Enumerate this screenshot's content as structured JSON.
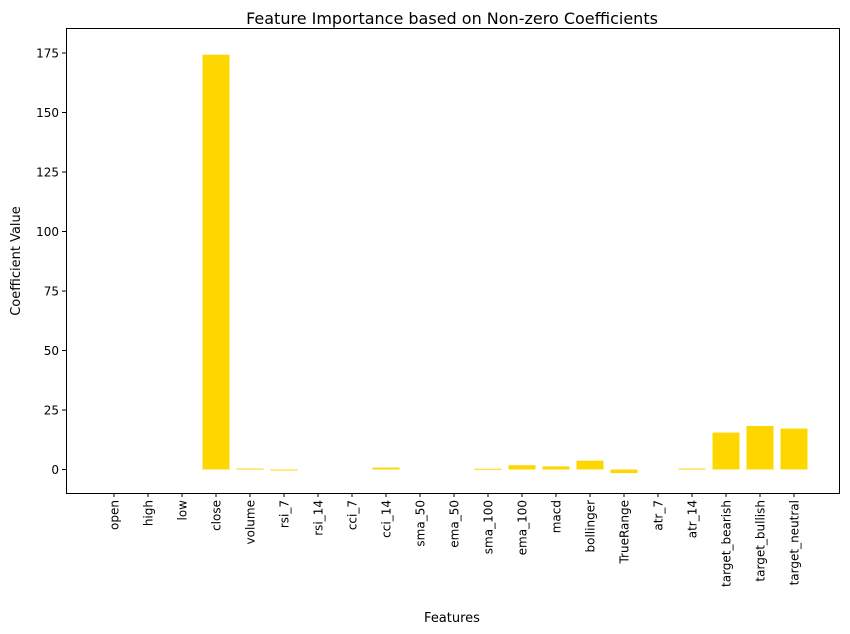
{
  "chart_data": {
    "type": "bar",
    "title": "Feature Importance based on Non-zero Coefficients",
    "xlabel": "Features",
    "ylabel": "Coefficient Value",
    "ylim": [
      -10,
      183
    ],
    "yticks": [
      0,
      25,
      50,
      75,
      100,
      125,
      150,
      175
    ],
    "grid": false,
    "bar_color": "#FFD700",
    "categories": [
      "open",
      "high",
      "low",
      "close",
      "volume",
      "rsi_7",
      "rsi_14",
      "cci_7",
      "cci_14",
      "sma_50",
      "ema_50",
      "sma_100",
      "ema_100",
      "macd",
      "bollinger",
      "TrueRange",
      "atr_7",
      "atr_14",
      "target_bearish",
      "target_bullish",
      "target_neutral"
    ],
    "values": [
      0,
      0,
      0,
      174.3,
      0.4,
      -0.4,
      0,
      0,
      0.8,
      0,
      0,
      0.3,
      1.8,
      1.3,
      3.7,
      -1.5,
      0,
      0.4,
      15.5,
      18.3,
      17.2
    ]
  }
}
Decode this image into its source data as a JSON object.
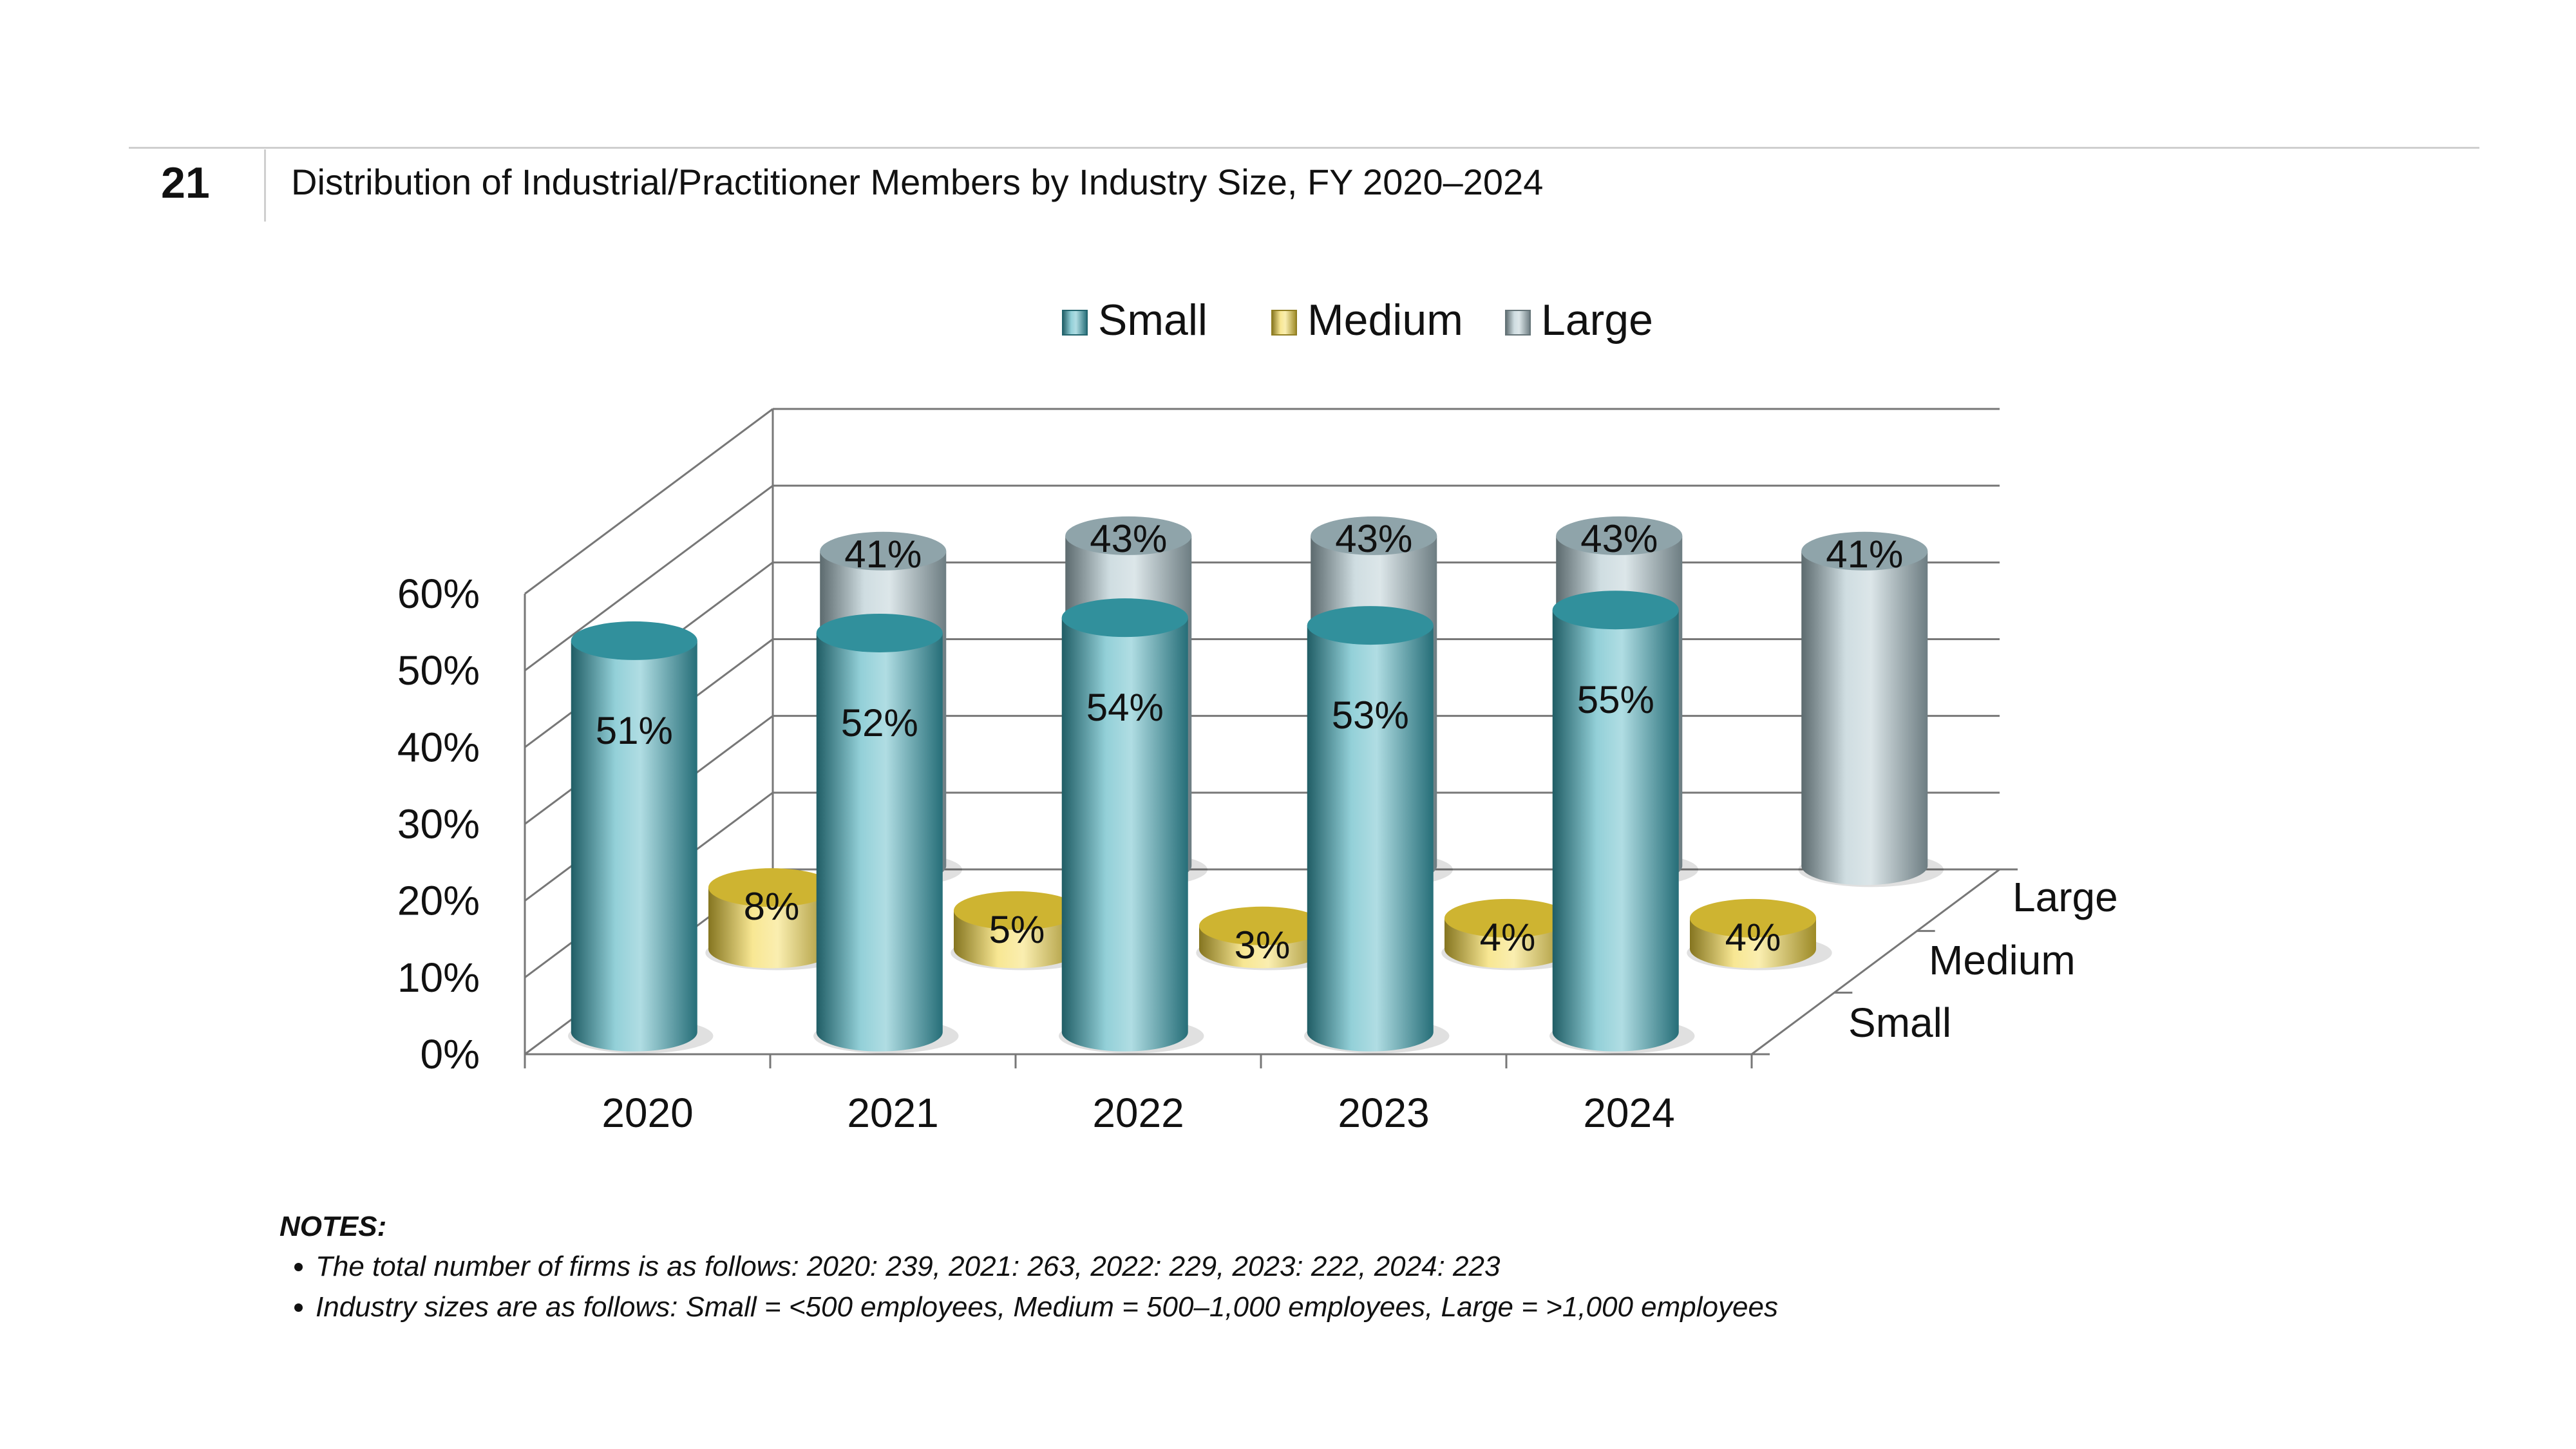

*-*-*

REQUIRED WORK:
Extract the text of all the records above verbatim, excluding pictures.

PROBLEM SOLUTION:
Enumerate this screenshot's content as structured JSON.
{
  "chart_data": {
    "type": "bar",
    "title": "Feature Importance based on Non-zero Coefficients",
    "xlabel": "Features",
    "ylabel": "Coefficient Value",
    "ylim": [
      -10,
      183
    ],
    "yticks": [
      0,
      25,
      50,
      75,
      100,
      125,
      150,
      175
    ],
    "grid": false,
    "bar_color": "#FFD700",
    "categories": [
      "open",
      "high",
      "low",
      "close",
      "volume",
      "rsi_7",
      "rsi_14",
      "cci_7",
      "cci_14",
      "sma_50",
      "ema_50",
      "sma_100",
      "ema_100",
      "macd",
      "bollinger",
      "TrueRange",
      "atr_7",
      "atr_14",
      "target_bearish",
      "target_bullish",
      "target_neutral"
    ],
    "values": [
      0,
      0,
      0,
      174.3,
      0.4,
      -0.4,
      0,
      0,
      0.8,
      0,
      0,
      0.3,
      1.8,
      1.3,
      3.7,
      -1.5,
      0,
      0.4,
      15.5,
      18.3,
      17.2
    ]
  }
}
Decode this image into its source data as a JSON object.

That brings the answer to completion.